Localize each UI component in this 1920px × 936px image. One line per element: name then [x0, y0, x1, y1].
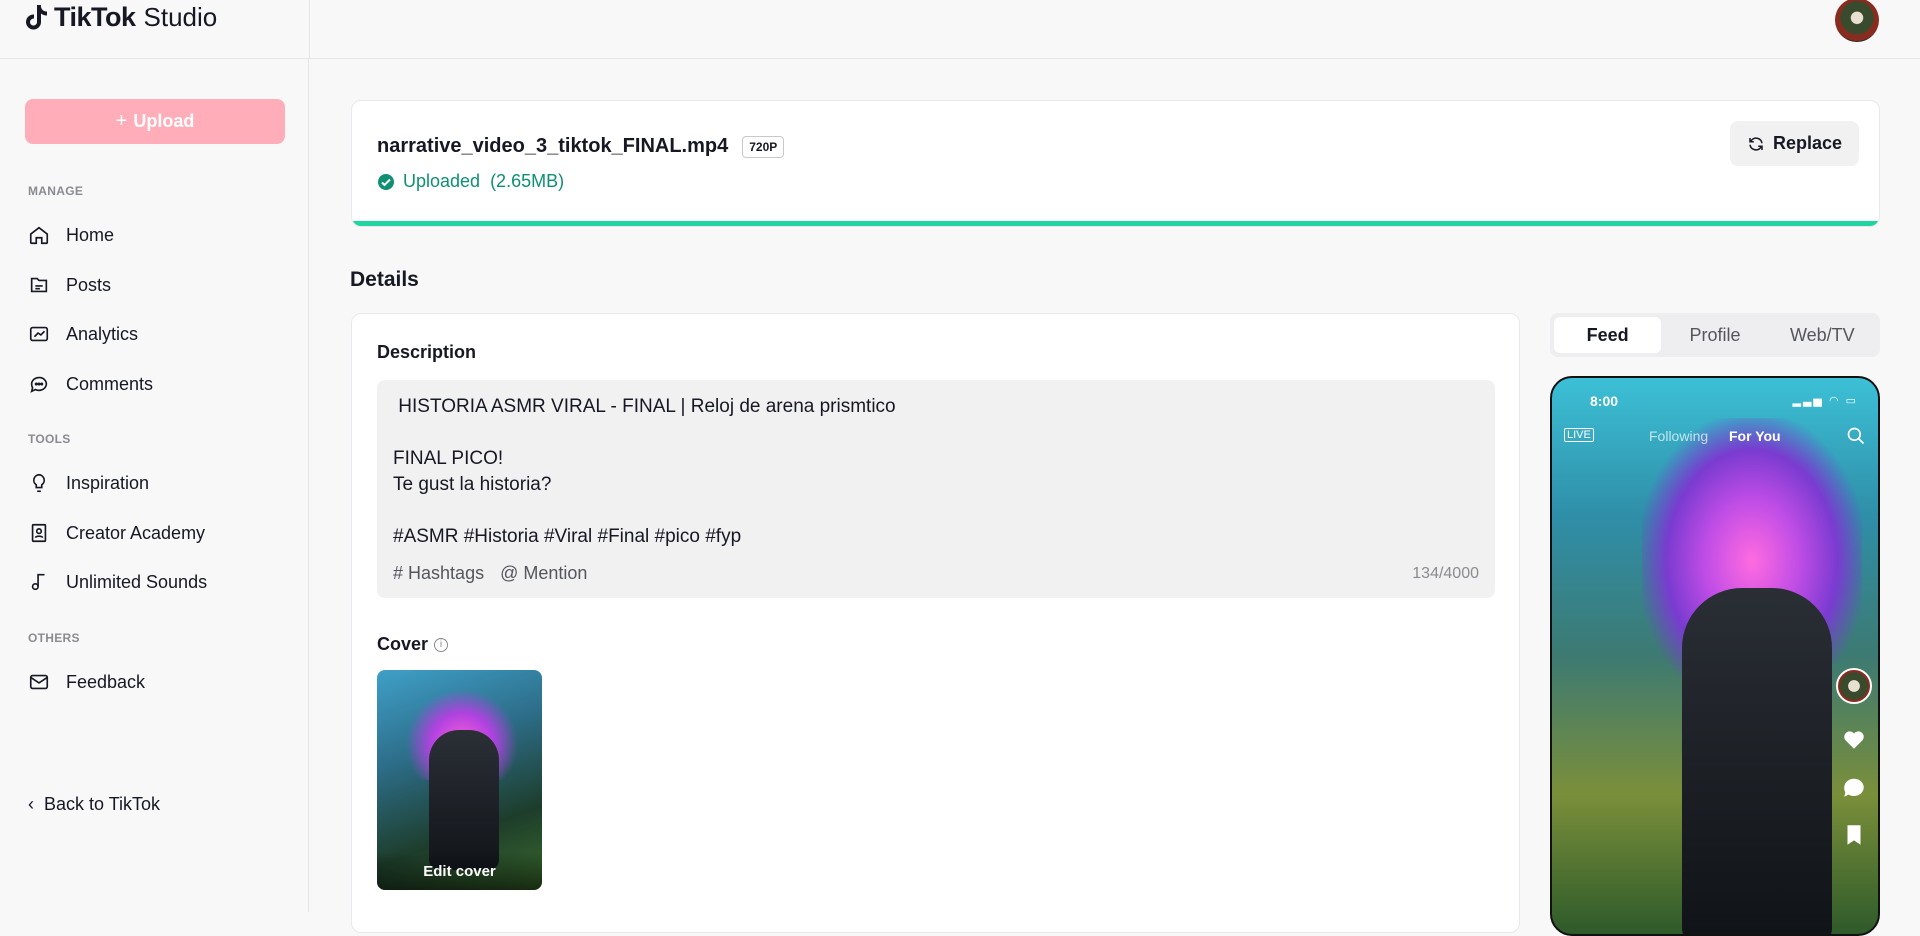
- cover-thumbnail[interactable]: Edit cover: [377, 670, 542, 890]
- tab-profile[interactable]: Profile: [1661, 317, 1768, 353]
- top-bar: TikTok Studio: [0, 0, 1920, 59]
- edit-cover-button[interactable]: Edit cover: [377, 852, 542, 890]
- following-tab: Following: [1649, 428, 1709, 444]
- sidebar-item-label: Posts: [66, 274, 112, 295]
- tiktok-studio-logo[interactable]: TikTok Studio: [26, 2, 217, 33]
- upload-status: Uploaded (2.65MB): [377, 171, 564, 192]
- description-input[interactable]: HISTORIA ASMR VIRAL - FINAL | Reloj de a…: [377, 380, 1495, 598]
- section-tools: TOOLS: [28, 432, 71, 446]
- description-text: HISTORIA ASMR VIRAL - FINAL | Reloj de a…: [393, 396, 896, 547]
- sidebar-item-unlimited-sounds[interactable]: Unlimited Sounds: [28, 562, 288, 602]
- analytics-icon: [29, 326, 49, 342]
- preview-image-hand: [1682, 588, 1832, 934]
- music-note-icon: [31, 573, 45, 591]
- sidebar-item-posts[interactable]: Posts: [28, 265, 288, 305]
- file-name: narrative_video_3_tiktok_FINAL.mp4: [377, 135, 729, 157]
- preview-tabs: Feed Profile Web/TV: [1550, 313, 1880, 357]
- posts-icon: [30, 277, 48, 293]
- sidebar-item-label: Unlimited Sounds: [66, 571, 208, 592]
- upload-button[interactable]: + Upload: [25, 99, 285, 144]
- phone-action-column: [1836, 668, 1872, 848]
- brand-name: TikTok: [54, 2, 136, 32]
- sidebar-item-label: Inspiration: [66, 472, 150, 493]
- tab-web-tv[interactable]: Web/TV: [1769, 317, 1876, 353]
- tiktok-logo-icon: [26, 4, 47, 29]
- header-divider: [309, 0, 310, 59]
- upload-status-text: Uploaded (2.65MB): [403, 171, 565, 191]
- sidebar-item-label: Home: [66, 224, 115, 245]
- cover-image-hand: [429, 730, 499, 870]
- sidebar-item-creator-academy[interactable]: Creator Academy: [28, 513, 288, 553]
- comment-icon: [1844, 778, 1864, 797]
- upload-progress-bar: [352, 221, 1879, 226]
- search-icon: [1847, 427, 1865, 445]
- hashtags-label: Hashtags: [408, 563, 485, 583]
- chevron-left-icon: ‹: [28, 794, 34, 814]
- details-card: Description HISTORIA ASMR VIRAL - FINAL …: [351, 313, 1520, 933]
- product-name: Studio: [143, 2, 218, 32]
- mention-label: Mention: [523, 563, 588, 583]
- for-you-tab: For You: [1729, 428, 1781, 444]
- edit-cover-label: Edit cover: [423, 862, 496, 880]
- details-heading: Details: [350, 268, 419, 291]
- section-others: OTHERS: [28, 631, 80, 645]
- sidebar-item-inspiration[interactable]: Inspiration: [28, 463, 288, 503]
- at-icon: @: [500, 563, 519, 583]
- replace-label: Replace: [1772, 133, 1842, 153]
- replace-button[interactable]: Replace: [1729, 121, 1859, 166]
- phone-time: 8:00: [1590, 393, 1619, 409]
- character-count: 134/4000: [1412, 565, 1479, 582]
- cover-label: Cover: [377, 634, 429, 654]
- heart-icon: [1844, 731, 1864, 749]
- cover-label-row: Cover i: [377, 634, 449, 655]
- sidebar-item-label: Comments: [66, 373, 154, 394]
- plus-icon: +: [115, 110, 128, 132]
- comments-icon: [30, 376, 48, 393]
- home-icon: [29, 226, 49, 245]
- refresh-icon: [1749, 136, 1763, 151]
- creator-avatar: [1836, 668, 1872, 704]
- description-label: Description: [377, 342, 477, 362]
- sidebar-item-label: Creator Academy: [66, 522, 206, 543]
- sidebar-item-label: Feedback: [66, 671, 146, 692]
- lightbulb-icon: [32, 473, 46, 493]
- check-circle-icon: [378, 173, 394, 190]
- battery-icon: ▂▃▅ ◠ ▭: [1792, 395, 1858, 407]
- back-to-tiktok-link[interactable]: ‹ Back to TikTok: [28, 794, 160, 815]
- bookmark-icon: [1847, 825, 1861, 845]
- hashtag-icon: #: [393, 563, 404, 583]
- back-label: Back to TikTok: [44, 794, 161, 814]
- avatar[interactable]: [1835, 0, 1879, 42]
- phone-preview: 8:00 ▂▃▅ ◠ ▭ LIVE Following For You: [1550, 376, 1880, 936]
- hashtags-button[interactable]: # Hashtags: [393, 563, 484, 584]
- file-card: narrative_video_3_tiktok_FINAL.mp4 720P …: [351, 100, 1880, 227]
- live-icon: LIVE: [1564, 428, 1594, 442]
- resolution-badge: 720P: [742, 135, 785, 158]
- tab-feed[interactable]: Feed: [1554, 317, 1662, 353]
- mail-icon: [29, 674, 49, 690]
- academy-icon: [31, 523, 47, 543]
- sidebar-item-label: Analytics: [66, 323, 139, 344]
- upload-label: Upload: [133, 111, 195, 131]
- info-icon[interactable]: i: [434, 637, 449, 652]
- sidebar-item-comments[interactable]: Comments: [28, 364, 288, 404]
- sidebar-item-feedback[interactable]: Feedback: [28, 662, 288, 702]
- sidebar-item-home[interactable]: Home: [28, 215, 288, 255]
- mention-button[interactable]: @ Mention: [500, 563, 587, 584]
- upload-progress-fill: [352, 221, 1879, 226]
- section-manage: MANAGE: [28, 184, 84, 198]
- sidebar: + Upload MANAGE Home Posts Analytics Com…: [0, 59, 309, 912]
- sidebar-item-analytics[interactable]: Analytics: [28, 314, 288, 354]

=== What this task involves ===
Please give all of the data again, exact and free of pictures.

=== Answer section ===
Localize each UI component in this 1920px × 936px image. One line per element: name then [x0, y0, x1, y1].
- cover-thumbnail[interactable]: Edit cover: [377, 670, 542, 890]
- tab-profile[interactable]: Profile: [1661, 317, 1768, 353]
- top-bar: TikTok Studio: [0, 0, 1920, 59]
- edit-cover-button[interactable]: Edit cover: [377, 852, 542, 890]
- following-tab: Following: [1649, 428, 1709, 444]
- sidebar-item-label: Posts: [66, 274, 112, 295]
- tiktok-studio-logo[interactable]: TikTok Studio: [26, 2, 217, 33]
- upload-status: Uploaded (2.65MB): [377, 171, 564, 192]
- description-input[interactable]: HISTORIA ASMR VIRAL - FINAL | Reloj de a…: [377, 380, 1495, 598]
- section-tools: TOOLS: [28, 432, 71, 446]
- description-text: HISTORIA ASMR VIRAL - FINAL | Reloj de a…: [393, 396, 896, 547]
- sidebar-item-unlimited-sounds[interactable]: Unlimited Sounds: [28, 562, 288, 602]
- analytics-icon: [29, 326, 49, 342]
- preview-image-hand: [1682, 588, 1832, 934]
- music-note-icon: [31, 573, 45, 591]
- sidebar-item-posts[interactable]: Posts: [28, 265, 288, 305]
- file-name: narrative_video_3_tiktok_FINAL.mp4: [377, 135, 729, 157]
- preview-tabs: Feed Profile Web/TV: [1550, 313, 1880, 357]
- posts-icon: [30, 277, 48, 293]
- sidebar-item-label: Unlimited Sounds: [66, 571, 208, 592]
- upload-button[interactable]: + Upload: [25, 99, 285, 144]
- phone-action-column: [1836, 668, 1872, 848]
- brand-name: TikTok: [54, 2, 136, 32]
- sidebar-item-label: Inspiration: [66, 472, 150, 493]
- tab-web-tv[interactable]: Web/TV: [1769, 317, 1876, 353]
- tiktok-logo-icon: [26, 4, 47, 29]
- header-divider: [309, 0, 310, 59]
- upload-status-text: Uploaded (2.65MB): [403, 171, 565, 191]
- sidebar-item-label: Home: [66, 224, 115, 245]
- cover-image-hand: [429, 730, 499, 870]
- sidebar-item-creator-academy[interactable]: Creator Academy: [28, 513, 288, 553]
- comment-icon: [1844, 778, 1864, 797]
- upload-progress-bar: [352, 221, 1879, 226]
- search-icon: [1847, 427, 1865, 445]
- hashtags-label: Hashtags: [408, 563, 485, 583]
- chevron-left-icon: ‹: [28, 794, 34, 814]
- details-card: Description HISTORIA ASMR VIRAL - FINAL …: [351, 313, 1520, 933]
- product-name: Studio: [143, 2, 218, 32]
- mention-label: Mention: [523, 563, 588, 583]
- for-you-tab: For You: [1729, 428, 1781, 444]
- edit-cover-label: Edit cover: [423, 862, 496, 880]
- details-heading: Details: [350, 268, 419, 291]
- section-others: OTHERS: [28, 631, 80, 645]
- sidebar-item-inspiration[interactable]: Inspiration: [28, 463, 288, 503]
- at-icon: @: [500, 563, 519, 583]
- replace-label: Replace: [1772, 133, 1842, 153]
- replace-button[interactable]: Replace: [1729, 121, 1859, 166]
- phone-time: 8:00: [1590, 393, 1619, 409]
- character-count: 134/4000: [1412, 565, 1479, 582]
- cover-label: Cover: [377, 634, 429, 654]
- heart-icon: [1844, 731, 1864, 749]
- cover-label-row: Cover i: [377, 634, 449, 655]
- sidebar-item-label: Comments: [66, 373, 154, 394]
- plus-icon: +: [115, 110, 128, 132]
- comments-icon: [30, 376, 48, 393]
- home-icon: [29, 226, 49, 245]
- refresh-icon: [1749, 136, 1763, 151]
- creator-avatar: [1836, 668, 1872, 704]
- description-label: Description: [377, 342, 477, 362]
- sidebar-item-label: Creator Academy: [66, 522, 206, 543]
- sidebar-item-label: Feedback: [66, 671, 146, 692]
- lightbulb-icon: [32, 473, 46, 493]
- check-circle-icon: [378, 173, 394, 190]
- battery-icon: ▂▃▅ ◠ ▭: [1792, 395, 1858, 407]
- back-to-tiktok-link[interactable]: ‹ Back to TikTok: [28, 794, 160, 815]
- bookmark-icon: [1847, 825, 1861, 845]
- hashtag-icon: #: [393, 563, 404, 583]
- back-label: Back to TikTok: [44, 794, 161, 814]
- avatar[interactable]: [1835, 0, 1879, 42]
- phone-preview: 8:00 ▂▃▅ ◠ ▭ LIVE Following For You: [1550, 376, 1880, 936]
- hashtags-button[interactable]: # Hashtags: [393, 563, 484, 584]
- file-card: narrative_video_3_tiktok_FINAL.mp4 720P …: [351, 100, 1880, 227]
- live-icon: LIVE: [1564, 428, 1594, 442]
- resolution-badge: 720P: [742, 135, 785, 158]
- tab-feed[interactable]: Feed: [1554, 317, 1662, 353]
- mail-icon: [29, 674, 49, 690]
- academy-icon: [31, 523, 47, 543]
- sidebar-item-label: Analytics: [66, 323, 139, 344]
- upload-label: Upload: [133, 111, 195, 131]
- info-icon[interactable]: i: [434, 637, 449, 652]
- sidebar-item-comments[interactable]: Comments: [28, 364, 288, 404]
- sidebar-item-feedback[interactable]: Feedback: [28, 662, 288, 702]
- sidebar-item-home[interactable]: Home: [28, 215, 288, 255]
- mention-button[interactable]: @ Mention: [500, 563, 587, 584]
- upload-progress-fill: [352, 221, 1879, 226]
- section-manage: MANAGE: [28, 184, 84, 198]
- sidebar: + Upload MANAGE Home Posts Analytics Com…: [0, 59, 309, 912]
- sidebar-item-analytics[interactable]: Analytics: [28, 314, 288, 354]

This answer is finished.